Exercise details: Every record should be repeated exactly, except that pictures are left out.

--- Begin Entries provided ---

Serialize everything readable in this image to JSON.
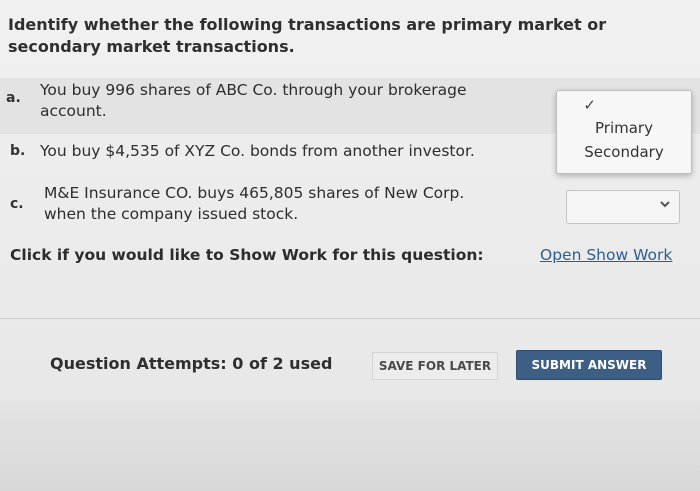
{
  "question": {
    "text": "Identify whether the following transactions are primary market or secondary market transactions."
  },
  "items": [
    {
      "letter": "a.",
      "line1": "You buy 996 shares of ABC Co. through your brokerage",
      "line2": "account."
    },
    {
      "letter": "b.",
      "line1": "You buy $4,535 of XYZ Co. bonds from another investor."
    },
    {
      "letter": "c.",
      "line1": "M&E Insurance CO. buys 465,805 shares of New Corp.",
      "line2": "when the company issued stock."
    }
  ],
  "dropdown": {
    "check_glyph": "✓",
    "options": [
      "Primary",
      "Secondary"
    ],
    "chevron_icon": "chevron-down-icon"
  },
  "show_work": {
    "prompt": "Click if you would like to Show Work for this question:",
    "link": "Open Show Work"
  },
  "footer": {
    "attempts": "Question Attempts: 0 of 2 used",
    "save_label": "SAVE FOR LATER",
    "submit_label": "SUBMIT ANSWER"
  },
  "colors": {
    "submit_bg": "#3d5f86",
    "link": "#2b5f8f"
  }
}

--- End Entries provided ---

Final result:
Serialize everything readable in this image to JSON.
{
  "question": {
    "text": "Identify whether the following transactions are primary market or secondary market transactions."
  },
  "items": [
    {
      "letter": "a.",
      "line1": "You buy 996 shares of ABC Co. through your brokerage",
      "line2": "account."
    },
    {
      "letter": "b.",
      "line1": "You buy $4,535 of XYZ Co. bonds from another investor."
    },
    {
      "letter": "c.",
      "line1": "M&E Insurance CO. buys 465,805 shares of New Corp.",
      "line2": "when the company issued stock."
    }
  ],
  "dropdown": {
    "check_glyph": "✓",
    "options": [
      "Primary",
      "Secondary"
    ],
    "chevron_icon": "chevron-down-icon"
  },
  "show_work": {
    "prompt": "Click if you would like to Show Work for this question:",
    "link": "Open Show Work"
  },
  "footer": {
    "attempts": "Question Attempts: 0 of 2 used",
    "save_label": "SAVE FOR LATER",
    "submit_label": "SUBMIT ANSWER"
  },
  "colors": {
    "submit_bg": "#3d5f86",
    "link": "#2b5f8f"
  }
}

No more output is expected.